* _Job_
Every entry that follows should be repeated exactly; drop the images.

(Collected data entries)
◇ ◇ ◇ ◇ ◇
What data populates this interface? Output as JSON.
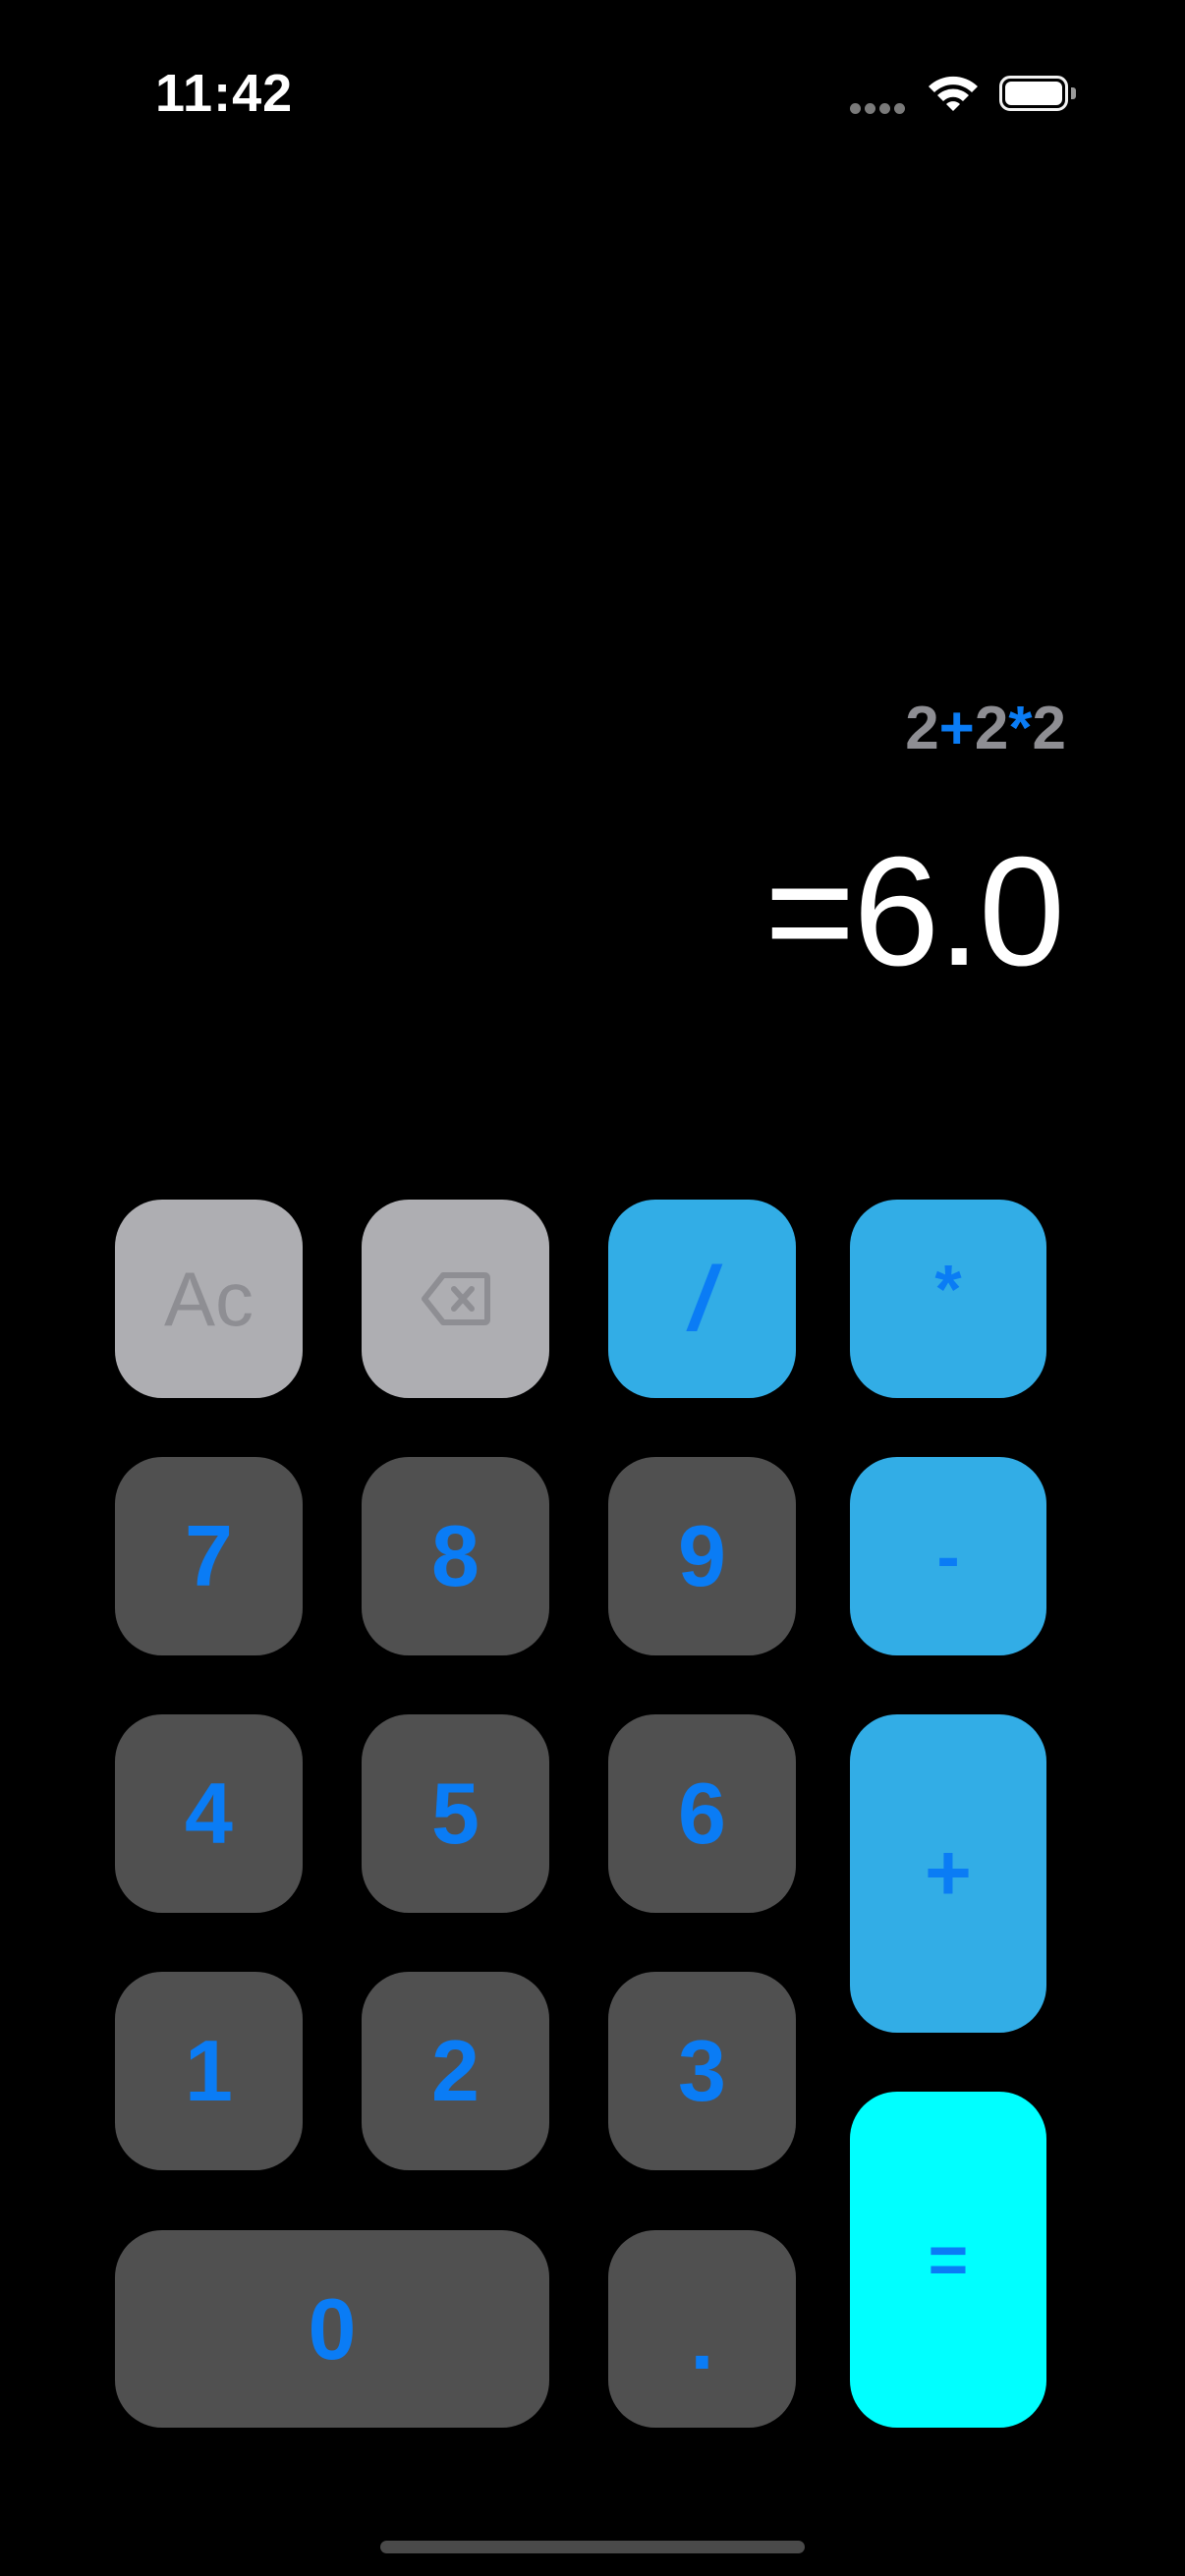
{
  "status_bar": {
    "time": "11:42",
    "signal_icon": "cellular-signal-icon",
    "wifi_icon": "wifi-icon",
    "battery_icon": "battery-full-icon",
    "battery_level": 1.0
  },
  "display": {
    "expression": {
      "operand1": "2",
      "operator1": "+",
      "operand2": "2",
      "operator2": "*",
      "operand3": "2"
    },
    "result": "=6.0"
  },
  "keypad": {
    "ac": "Ac",
    "backspace_icon": "backspace-icon",
    "divide": "/",
    "multiply": "*",
    "subtract": "-",
    "add": "+",
    "equals": "=",
    "decimal": ".",
    "digits": {
      "zero": "0",
      "one": "1",
      "two": "2",
      "three": "3",
      "four": "4",
      "five": "5",
      "six": "6",
      "seven": "7",
      "eight": "8",
      "nine": "9"
    }
  },
  "colors": {
    "background": "#000000",
    "number_key": "#505050",
    "function_key": "#aeaeb2",
    "operator_key": "#32ade6",
    "equals_key": "#00ffff",
    "key_text": "#0a7cf5",
    "expression_operand": "#8e8e93",
    "result_text": "#ffffff"
  }
}
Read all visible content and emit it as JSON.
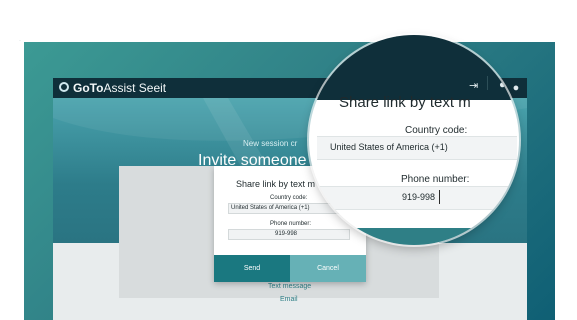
{
  "app": {
    "brand_bold": "GoTo",
    "brand_rest": "Assist Seeit"
  },
  "hero": {
    "new_session": "New session cr",
    "invite": "Invite someone to",
    "cut_letter": "S"
  },
  "dialog": {
    "title": "Share link by text m",
    "country_label": "Country code:",
    "country_value": "United States of America (+1)",
    "phone_label": "Phone number:",
    "phone_value": "919-998",
    "send": "Send",
    "cancel": "Cancel"
  },
  "links": {
    "text_message": "Text message",
    "email": "Email"
  },
  "magnifier": {
    "title": "Share link by text m",
    "country_label": "Country code:",
    "country_value": "United States of America (+1)",
    "phone_label": "Phone number:",
    "phone_value": "919-998"
  },
  "icons": {
    "exit": "sign-in-icon",
    "user": "user-icon"
  },
  "colors": {
    "accent": "#1a7880",
    "cancel": "#66b1b6",
    "topbar": "#0f2f3a"
  }
}
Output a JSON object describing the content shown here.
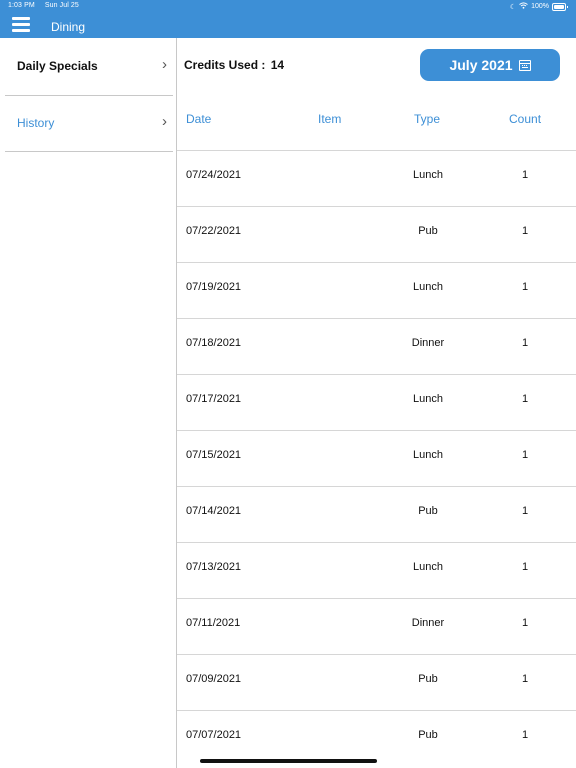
{
  "status": {
    "time": "1:03 PM",
    "date": "Sun Jul 25",
    "battery": "100%"
  },
  "nav": {
    "title": "Dining"
  },
  "sidebar": {
    "items": [
      {
        "label": "Daily Specials"
      },
      {
        "label": "History"
      }
    ]
  },
  "summary": {
    "credits_label": "Credits Used :",
    "credits_value": "14",
    "month_label": "July 2021"
  },
  "table": {
    "headers": {
      "date": "Date",
      "item": "Item",
      "type": "Type",
      "count": "Count"
    },
    "rows": [
      {
        "date": "07/24/2021",
        "type": "Lunch",
        "count": "1"
      },
      {
        "date": "07/22/2021",
        "type": "Pub",
        "count": "1"
      },
      {
        "date": "07/19/2021",
        "type": "Lunch",
        "count": "1"
      },
      {
        "date": "07/18/2021",
        "type": "Dinner",
        "count": "1"
      },
      {
        "date": "07/17/2021",
        "type": "Lunch",
        "count": "1"
      },
      {
        "date": "07/15/2021",
        "type": "Lunch",
        "count": "1"
      },
      {
        "date": "07/14/2021",
        "type": "Pub",
        "count": "1"
      },
      {
        "date": "07/13/2021",
        "type": "Lunch",
        "count": "1"
      },
      {
        "date": "07/11/2021",
        "type": "Dinner",
        "count": "1"
      },
      {
        "date": "07/09/2021",
        "type": "Pub",
        "count": "1"
      },
      {
        "date": "07/07/2021",
        "type": "Pub",
        "count": "1"
      }
    ]
  },
  "colors": {
    "accent": "#3d8fd6",
    "divider": "#d6d6d6"
  }
}
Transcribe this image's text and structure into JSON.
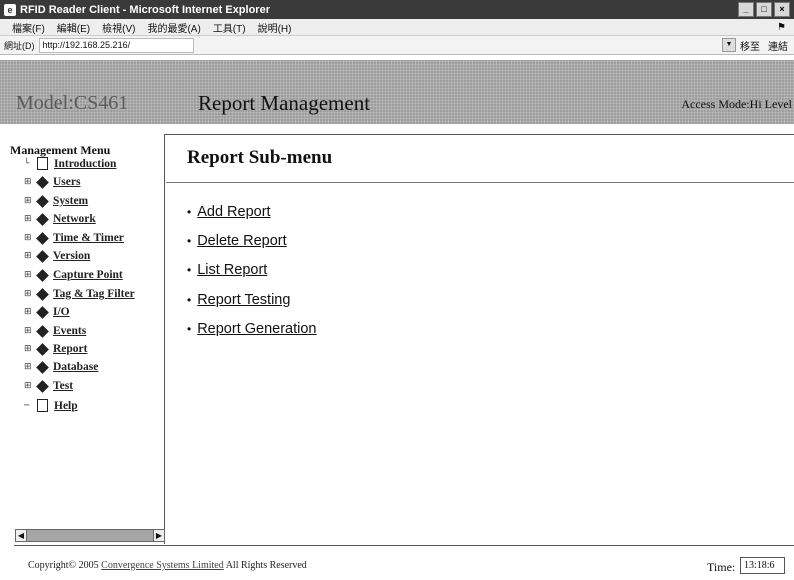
{
  "window": {
    "title": "RFID Reader Client - Microsoft Internet Explorer",
    "menu": [
      "檔案(F)",
      "編輯(E)",
      "檢視(V)",
      "我的最愛(A)",
      "工具(T)",
      "說明(H)"
    ],
    "address_label": "網址(D)",
    "address_value": "http://192.168.25.216/",
    "go_label": "移至",
    "links_label": "連結"
  },
  "header": {
    "model": "Model:CS461",
    "title": "Report Management",
    "access_mode": "Access Mode:Hi Level"
  },
  "sidebar": {
    "title": "Management Menu",
    "items": [
      {
        "label": "Introduction",
        "icon": "doc-icon"
      },
      {
        "label": "Users",
        "icon": "folder-icon"
      },
      {
        "label": "System",
        "icon": "folder-icon"
      },
      {
        "label": "Network",
        "icon": "folder-icon"
      },
      {
        "label": "Time & Timer",
        "icon": "folder-icon"
      },
      {
        "label": "Version",
        "icon": "folder-icon"
      },
      {
        "label": "Capture Point",
        "icon": "folder-icon"
      },
      {
        "label": "Tag & Tag Filter",
        "icon": "folder-icon"
      },
      {
        "label": "I/O",
        "icon": "folder-icon"
      },
      {
        "label": "Events",
        "icon": "folder-icon"
      },
      {
        "label": "Report",
        "icon": "folder-icon"
      },
      {
        "label": "Database",
        "icon": "folder-icon"
      },
      {
        "label": "Test",
        "icon": "folder-icon"
      },
      {
        "label": "Help",
        "icon": "doc-icon"
      }
    ]
  },
  "main": {
    "subtitle": "Report  Sub-menu",
    "links": [
      "Add  Report",
      "Delete  Report",
      "List  Report",
      "Report  Testing",
      "Report  Generation"
    ]
  },
  "footer": {
    "copyright_prefix": "Copyright© 2005",
    "company": "Convergence Systems Limited",
    "copyright_suffix": "All Rights Reserved",
    "time_label": "Time:",
    "time_value": "13:18:6"
  }
}
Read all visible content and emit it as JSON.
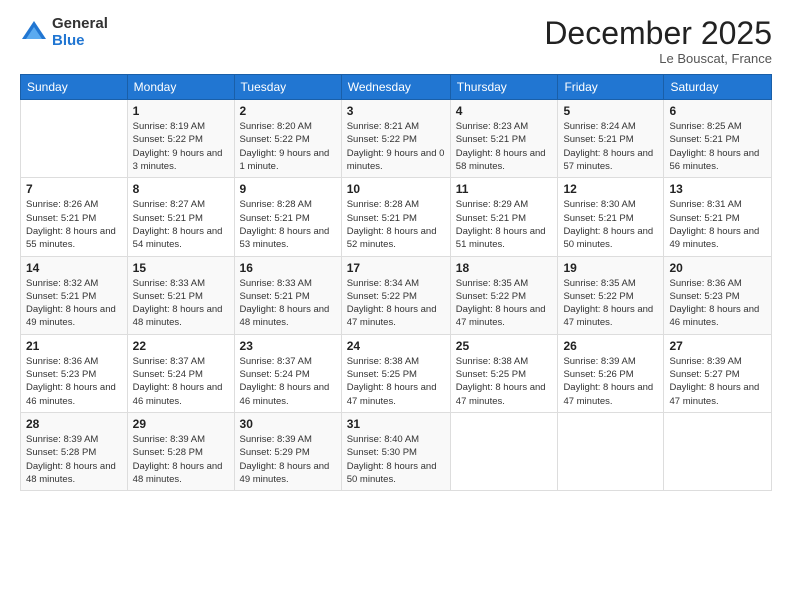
◇ ◇ ◇ ◇ ◇
* _Answer to the task_
What data populates this interface? Output as JSON.
{
  "status_bar": {
    "time": "11:42",
    "signal_icon": "cellular-signal-icon",
    "wifi_icon": "wifi-icon",
    "battery_icon": "battery-full-icon",
    "battery_level": 1.0
  },
  "display": {
    "expression": {
      "operand1": "2",
      "operator1": "+",
      "operand2": "2",
      "operator2": "*",
      "operand3": "2"
    },
    "result": "=6.0"
  },
  "keypad": {
    "ac": "Ac",
    "backspace_icon": "backspace-icon",
    "divide": "/",
    "multiply": "*",
    "subtract": "-",
    "add": "+",
    "equals": "=",
    "decimal": ".",
    "digits": {
      "zero": "0",
      "one": "1",
      "two": "2",
      "three": "3",
      "four": "4",
      "five": "5",
      "six": "6",
      "seven": "7",
      "eight": "8",
      "nine": "9"
    }
  },
  "colors": {
    "background": "#000000",
    "number_key": "#505050",
    "function_key": "#aeaeb2",
    "operator_key": "#32ade6",
    "equals_key": "#00ffff",
    "key_text": "#0a7cf5",
    "expression_operand": "#8e8e93",
    "result_text": "#ffffff"
  }
}
Read all visible content and emit it as JSON.
{
  "app": {
    "brand_bold": "GoTo",
    "brand_rest": "Assist Seeit"
  },
  "hero": {
    "new_session": "New session cr",
    "invite": "Invite someone to",
    "cut_letter": "S"
  },
  "dialog": {
    "title": "Share link by text m",
    "country_label": "Country code:",
    "country_value": "United States of America (+1)",
    "phone_label": "Phone number:",
    "phone_value": "919-998",
    "send": "Send",
    "cancel": "Cancel"
  },
  "links": {
    "text_message": "Text message",
    "email": "Email"
  },
  "magnifier": {
    "title": "Share link by text m",
    "country_label": "Country code:",
    "country_value": "United States of America (+1)",
    "phone_label": "Phone number:",
    "phone_value": "919-998"
  },
  "icons": {
    "exit": "sign-in-icon",
    "user": "user-icon"
  },
  "colors": {
    "accent": "#1a7880",
    "cancel": "#66b1b6",
    "topbar": "#0f2f3a"
  }
}
Output a JSON object describing the content shown here.
{
  "status": {
    "time": "1:03 PM",
    "date": "Sun Jul 25",
    "battery": "100%"
  },
  "nav": {
    "title": "Dining"
  },
  "sidebar": {
    "items": [
      {
        "label": "Daily Specials"
      },
      {
        "label": "History"
      }
    ]
  },
  "summary": {
    "credits_label": "Credits Used :",
    "credits_value": "14",
    "month_label": "July 2021"
  },
  "table": {
    "headers": {
      "date": "Date",
      "item": "Item",
      "type": "Type",
      "count": "Count"
    },
    "rows": [
      {
        "date": "07/24/2021",
        "type": "Lunch",
        "count": "1"
      },
      {
        "date": "07/22/2021",
        "type": "Pub",
        "count": "1"
      },
      {
        "date": "07/19/2021",
        "type": "Lunch",
        "count": "1"
      },
      {
        "date": "07/18/2021",
        "type": "Dinner",
        "count": "1"
      },
      {
        "date": "07/17/2021",
        "type": "Lunch",
        "count": "1"
      },
      {
        "date": "07/15/2021",
        "type": "Lunch",
        "count": "1"
      },
      {
        "date": "07/14/2021",
        "type": "Pub",
        "count": "1"
      },
      {
        "date": "07/13/2021",
        "type": "Lunch",
        "count": "1"
      },
      {
        "date": "07/11/2021",
        "type": "Dinner",
        "count": "1"
      },
      {
        "date": "07/09/2021",
        "type": "Pub",
        "count": "1"
      },
      {
        "date": "07/07/2021",
        "type": "Pub",
        "count": "1"
      }
    ]
  },
  "colors": {
    "accent": "#3d8fd6",
    "divider": "#d6d6d6"
  }
}
Transcribe this image's text and structure into JSON.
{
  "window": {
    "title": "RFID Reader Client - Microsoft Internet Explorer",
    "menu": [
      "檔案(F)",
      "編輯(E)",
      "檢視(V)",
      "我的最愛(A)",
      "工具(T)",
      "說明(H)"
    ],
    "address_label": "網址(D)",
    "address_value": "http://192.168.25.216/",
    "go_label": "移至",
    "links_label": "連結"
  },
  "header": {
    "model": "Model:CS461",
    "title": "Report Management",
    "access_mode": "Access Mode:Hi Level"
  },
  "sidebar": {
    "title": "Management Menu",
    "items": [
      {
        "label": "Introduction",
        "icon": "doc-icon"
      },
      {
        "label": "Users",
        "icon": "folder-icon"
      },
      {
        "label": "System",
        "icon": "folder-icon"
      },
      {
        "label": "Network",
        "icon": "folder-icon"
      },
      {
        "label": "Time & Timer",
        "icon": "folder-icon"
      },
      {
        "label": "Version",
        "icon": "folder-icon"
      },
      {
        "label": "Capture Point",
        "icon": "folder-icon"
      },
      {
        "label": "Tag & Tag Filter",
        "icon": "folder-icon"
      },
      {
        "label": "I/O",
        "icon": "folder-icon"
      },
      {
        "label": "Events",
        "icon": "folder-icon"
      },
      {
        "label": "Report",
        "icon": "folder-icon"
      },
      {
        "label": "Database",
        "icon": "folder-icon"
      },
      {
        "label": "Test",
        "icon": "folder-icon"
      },
      {
        "label": "Help",
        "icon": "doc-icon"
      }
    ]
  },
  "main": {
    "subtitle": "Report  Sub-menu",
    "links": [
      "Add  Report",
      "Delete  Report",
      "List  Report",
      "Report  Testing",
      "Report  Generation"
    ]
  },
  "footer": {
    "copyright_prefix": "Copyright© 2005",
    "company": "Convergence Systems Limited",
    "copyright_suffix": "All Rights Reserved",
    "time_label": "Time:",
    "time_value": "13:18:6"
  }
}
Read all visible content and emit it as JSON.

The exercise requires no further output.